___ Data supplied ___

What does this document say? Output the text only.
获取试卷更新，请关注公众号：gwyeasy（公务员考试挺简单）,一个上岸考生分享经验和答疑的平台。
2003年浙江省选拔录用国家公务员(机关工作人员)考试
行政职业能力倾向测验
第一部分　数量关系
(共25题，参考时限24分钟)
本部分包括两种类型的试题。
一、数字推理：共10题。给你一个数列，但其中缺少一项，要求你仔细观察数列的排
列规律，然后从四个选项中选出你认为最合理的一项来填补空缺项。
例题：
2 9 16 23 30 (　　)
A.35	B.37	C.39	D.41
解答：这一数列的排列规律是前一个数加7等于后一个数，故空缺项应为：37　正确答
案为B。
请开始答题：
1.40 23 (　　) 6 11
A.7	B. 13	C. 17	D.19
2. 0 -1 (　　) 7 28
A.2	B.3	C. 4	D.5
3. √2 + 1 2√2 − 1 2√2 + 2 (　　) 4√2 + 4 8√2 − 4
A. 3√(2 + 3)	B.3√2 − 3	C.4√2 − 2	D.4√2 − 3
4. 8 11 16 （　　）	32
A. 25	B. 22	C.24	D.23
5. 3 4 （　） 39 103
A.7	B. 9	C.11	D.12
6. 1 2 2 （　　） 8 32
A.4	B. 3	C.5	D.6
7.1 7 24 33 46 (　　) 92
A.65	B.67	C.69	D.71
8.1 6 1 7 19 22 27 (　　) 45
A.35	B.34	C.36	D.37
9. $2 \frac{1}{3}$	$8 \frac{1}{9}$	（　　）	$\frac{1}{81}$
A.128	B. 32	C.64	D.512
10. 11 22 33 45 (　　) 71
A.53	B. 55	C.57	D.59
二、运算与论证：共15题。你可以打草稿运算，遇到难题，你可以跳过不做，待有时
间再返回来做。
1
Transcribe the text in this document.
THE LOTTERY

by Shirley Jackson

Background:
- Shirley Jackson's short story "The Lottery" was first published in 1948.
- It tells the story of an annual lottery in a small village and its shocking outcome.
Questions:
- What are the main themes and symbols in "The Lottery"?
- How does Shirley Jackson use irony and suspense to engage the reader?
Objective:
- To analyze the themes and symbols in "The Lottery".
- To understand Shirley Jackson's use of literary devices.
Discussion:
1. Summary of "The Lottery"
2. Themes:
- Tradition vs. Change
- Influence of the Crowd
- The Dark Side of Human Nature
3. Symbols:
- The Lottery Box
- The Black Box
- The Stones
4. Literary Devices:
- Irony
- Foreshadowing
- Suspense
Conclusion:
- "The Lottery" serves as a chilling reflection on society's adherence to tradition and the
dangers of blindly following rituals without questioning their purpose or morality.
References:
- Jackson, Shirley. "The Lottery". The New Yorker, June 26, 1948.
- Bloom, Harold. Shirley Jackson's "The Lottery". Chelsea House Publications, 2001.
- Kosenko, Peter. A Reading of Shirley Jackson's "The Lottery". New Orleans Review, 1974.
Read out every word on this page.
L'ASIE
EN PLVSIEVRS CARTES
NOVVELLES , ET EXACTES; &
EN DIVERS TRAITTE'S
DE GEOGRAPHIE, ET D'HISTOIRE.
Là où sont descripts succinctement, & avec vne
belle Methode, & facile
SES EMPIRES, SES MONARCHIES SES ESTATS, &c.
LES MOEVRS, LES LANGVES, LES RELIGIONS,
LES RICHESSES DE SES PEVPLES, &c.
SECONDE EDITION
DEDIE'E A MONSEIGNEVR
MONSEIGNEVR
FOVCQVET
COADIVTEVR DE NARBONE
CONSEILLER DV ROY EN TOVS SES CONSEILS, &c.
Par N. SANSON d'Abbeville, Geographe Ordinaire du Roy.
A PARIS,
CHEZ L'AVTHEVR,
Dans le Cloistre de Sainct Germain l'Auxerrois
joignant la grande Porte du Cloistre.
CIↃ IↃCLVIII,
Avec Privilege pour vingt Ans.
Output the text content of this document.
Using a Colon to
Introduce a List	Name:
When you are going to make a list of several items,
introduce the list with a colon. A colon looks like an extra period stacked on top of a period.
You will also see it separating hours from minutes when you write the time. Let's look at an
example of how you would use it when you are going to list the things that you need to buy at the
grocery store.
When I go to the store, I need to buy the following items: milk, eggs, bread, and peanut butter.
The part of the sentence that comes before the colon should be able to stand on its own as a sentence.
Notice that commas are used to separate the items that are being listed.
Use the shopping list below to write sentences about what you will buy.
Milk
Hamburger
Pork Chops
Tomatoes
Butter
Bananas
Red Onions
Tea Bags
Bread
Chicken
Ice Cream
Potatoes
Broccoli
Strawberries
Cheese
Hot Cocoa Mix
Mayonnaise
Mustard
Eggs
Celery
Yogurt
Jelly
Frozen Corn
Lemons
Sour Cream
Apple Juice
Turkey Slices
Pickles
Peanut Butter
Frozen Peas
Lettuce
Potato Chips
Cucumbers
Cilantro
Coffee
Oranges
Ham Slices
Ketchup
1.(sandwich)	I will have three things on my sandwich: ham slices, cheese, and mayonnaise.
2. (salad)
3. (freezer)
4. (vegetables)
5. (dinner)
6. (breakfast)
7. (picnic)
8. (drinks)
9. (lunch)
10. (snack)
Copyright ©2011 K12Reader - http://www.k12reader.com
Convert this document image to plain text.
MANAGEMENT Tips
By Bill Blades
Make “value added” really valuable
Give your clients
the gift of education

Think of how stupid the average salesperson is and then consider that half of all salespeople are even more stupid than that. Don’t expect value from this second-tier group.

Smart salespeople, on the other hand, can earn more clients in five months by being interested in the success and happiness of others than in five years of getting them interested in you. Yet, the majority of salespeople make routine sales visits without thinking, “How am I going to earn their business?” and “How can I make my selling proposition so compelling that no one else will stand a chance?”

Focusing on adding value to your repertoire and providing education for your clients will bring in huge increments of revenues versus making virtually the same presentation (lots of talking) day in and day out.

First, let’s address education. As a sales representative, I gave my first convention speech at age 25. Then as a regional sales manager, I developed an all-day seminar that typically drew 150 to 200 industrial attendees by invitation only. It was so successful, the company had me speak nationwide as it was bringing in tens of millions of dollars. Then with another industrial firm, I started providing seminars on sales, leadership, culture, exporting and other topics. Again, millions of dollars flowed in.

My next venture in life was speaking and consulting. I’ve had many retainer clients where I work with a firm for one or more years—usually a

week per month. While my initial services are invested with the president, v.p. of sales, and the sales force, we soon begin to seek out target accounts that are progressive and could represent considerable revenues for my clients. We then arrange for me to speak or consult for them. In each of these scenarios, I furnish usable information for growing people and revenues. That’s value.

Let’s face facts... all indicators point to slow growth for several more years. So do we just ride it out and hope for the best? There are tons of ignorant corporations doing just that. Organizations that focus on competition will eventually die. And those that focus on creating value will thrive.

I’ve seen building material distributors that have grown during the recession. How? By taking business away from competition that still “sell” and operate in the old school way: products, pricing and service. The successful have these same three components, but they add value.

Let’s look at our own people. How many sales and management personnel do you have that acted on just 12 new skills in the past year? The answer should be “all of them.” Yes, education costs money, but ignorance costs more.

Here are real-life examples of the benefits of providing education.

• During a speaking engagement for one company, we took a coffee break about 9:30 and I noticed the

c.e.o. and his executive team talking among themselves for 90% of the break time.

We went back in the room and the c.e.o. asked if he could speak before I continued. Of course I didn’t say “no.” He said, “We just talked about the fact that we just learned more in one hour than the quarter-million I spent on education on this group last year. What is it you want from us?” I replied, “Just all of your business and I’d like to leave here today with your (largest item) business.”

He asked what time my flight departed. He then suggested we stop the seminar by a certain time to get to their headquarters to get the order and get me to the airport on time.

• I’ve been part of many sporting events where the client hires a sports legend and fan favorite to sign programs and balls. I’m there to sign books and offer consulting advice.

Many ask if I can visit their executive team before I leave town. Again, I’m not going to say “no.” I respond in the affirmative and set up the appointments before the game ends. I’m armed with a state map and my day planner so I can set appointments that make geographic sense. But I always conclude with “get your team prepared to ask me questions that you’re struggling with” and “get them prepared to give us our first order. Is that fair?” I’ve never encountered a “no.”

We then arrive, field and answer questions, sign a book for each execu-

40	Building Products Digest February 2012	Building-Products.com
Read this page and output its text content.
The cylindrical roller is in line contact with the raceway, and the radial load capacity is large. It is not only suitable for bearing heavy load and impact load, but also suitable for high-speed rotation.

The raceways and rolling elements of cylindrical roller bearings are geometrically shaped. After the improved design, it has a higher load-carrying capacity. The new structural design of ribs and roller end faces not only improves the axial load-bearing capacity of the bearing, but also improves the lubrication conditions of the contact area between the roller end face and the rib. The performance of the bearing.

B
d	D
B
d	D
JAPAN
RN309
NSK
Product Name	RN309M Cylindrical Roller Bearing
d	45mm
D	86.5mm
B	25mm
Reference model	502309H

___

● Short problem: Each line above that includes "several" should be shown.

● Solved exercise:
When you are going to make a list of several items,
Let’s face facts... all indicators point to slow growth for several more years. So do we just ride it out and hope for the best? There are tons of ignorant corporations doing just that. Organizations that focus on competition will eventually die. And those that focus on creating value will thrive.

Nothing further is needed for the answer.